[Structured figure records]
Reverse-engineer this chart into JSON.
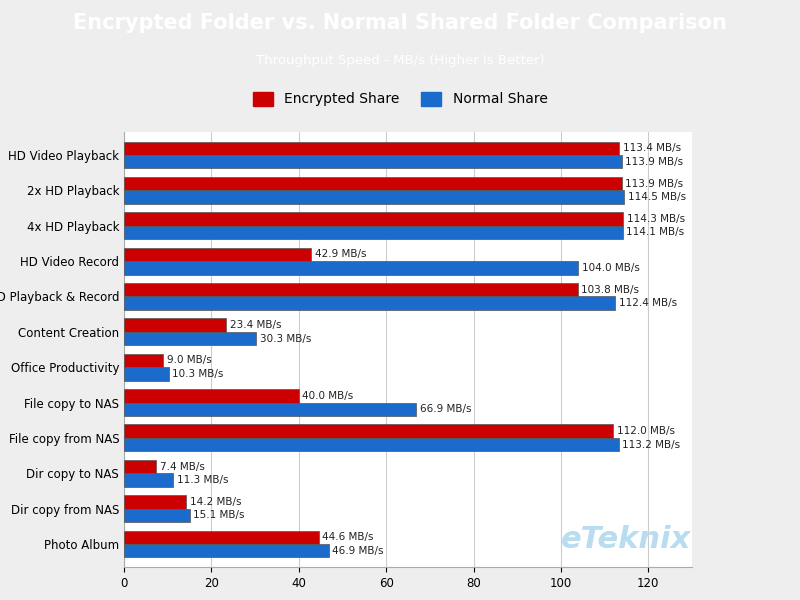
{
  "title": "Encrypted Folder vs. Normal Shared Folder Comparison",
  "subtitle": "Throughput Speed - MB/s (Higher Is Better)",
  "title_bg_color": "#1aabea",
  "title_text_color": "#ffffff",
  "subtitle_text_color": "#ffffff",
  "categories": [
    "Photo Album",
    "Dir copy from NAS",
    "Dir copy to NAS",
    "File copy from NAS",
    "File copy to NAS",
    "Office Productivity",
    "Content Creation",
    "HD Playback & Record",
    "HD Video Record",
    "4x HD Playback",
    "2x HD Playback",
    "HD Video Playback"
  ],
  "encrypted": [
    44.6,
    14.2,
    7.4,
    112.0,
    40.0,
    9.0,
    23.4,
    103.8,
    42.9,
    114.3,
    113.9,
    113.4
  ],
  "normal": [
    46.9,
    15.1,
    11.3,
    113.2,
    66.9,
    10.3,
    30.3,
    112.4,
    104.0,
    114.1,
    114.5,
    113.9
  ],
  "encrypted_color": "#cc0000",
  "normal_color": "#1a6bcc",
  "bar_height": 0.38,
  "xlim": [
    0,
    130
  ],
  "xticks": [
    0,
    20,
    40,
    60,
    80,
    100,
    120
  ],
  "background_color": "#eeeeee",
  "plot_bg_color": "#ffffff",
  "grid_color": "#cccccc",
  "label_fontsize": 7.5,
  "axis_label_fontsize": 8.5,
  "watermark": "eTeknix",
  "watermark_color": "#b8ddf0"
}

PROBLEM DESCRIPTION: Using the records above, retype everything exactly except the pictures.

WORKED SOLUTION:
Reverse-engineer this chart into JSON.
{
  "title": "Encrypted Folder vs. Normal Shared Folder Comparison",
  "subtitle": "Throughput Speed - MB/s (Higher Is Better)",
  "title_bg_color": "#1aabea",
  "title_text_color": "#ffffff",
  "subtitle_text_color": "#ffffff",
  "categories": [
    "Photo Album",
    "Dir copy from NAS",
    "Dir copy to NAS",
    "File copy from NAS",
    "File copy to NAS",
    "Office Productivity",
    "Content Creation",
    "HD Playback & Record",
    "HD Video Record",
    "4x HD Playback",
    "2x HD Playback",
    "HD Video Playback"
  ],
  "encrypted": [
    44.6,
    14.2,
    7.4,
    112.0,
    40.0,
    9.0,
    23.4,
    103.8,
    42.9,
    114.3,
    113.9,
    113.4
  ],
  "normal": [
    46.9,
    15.1,
    11.3,
    113.2,
    66.9,
    10.3,
    30.3,
    112.4,
    104.0,
    114.1,
    114.5,
    113.9
  ],
  "encrypted_color": "#cc0000",
  "normal_color": "#1a6bcc",
  "bar_height": 0.38,
  "xlim": [
    0,
    130
  ],
  "xticks": [
    0,
    20,
    40,
    60,
    80,
    100,
    120
  ],
  "background_color": "#eeeeee",
  "plot_bg_color": "#ffffff",
  "grid_color": "#cccccc",
  "label_fontsize": 7.5,
  "axis_label_fontsize": 8.5,
  "watermark": "eTeknix",
  "watermark_color": "#b8ddf0"
}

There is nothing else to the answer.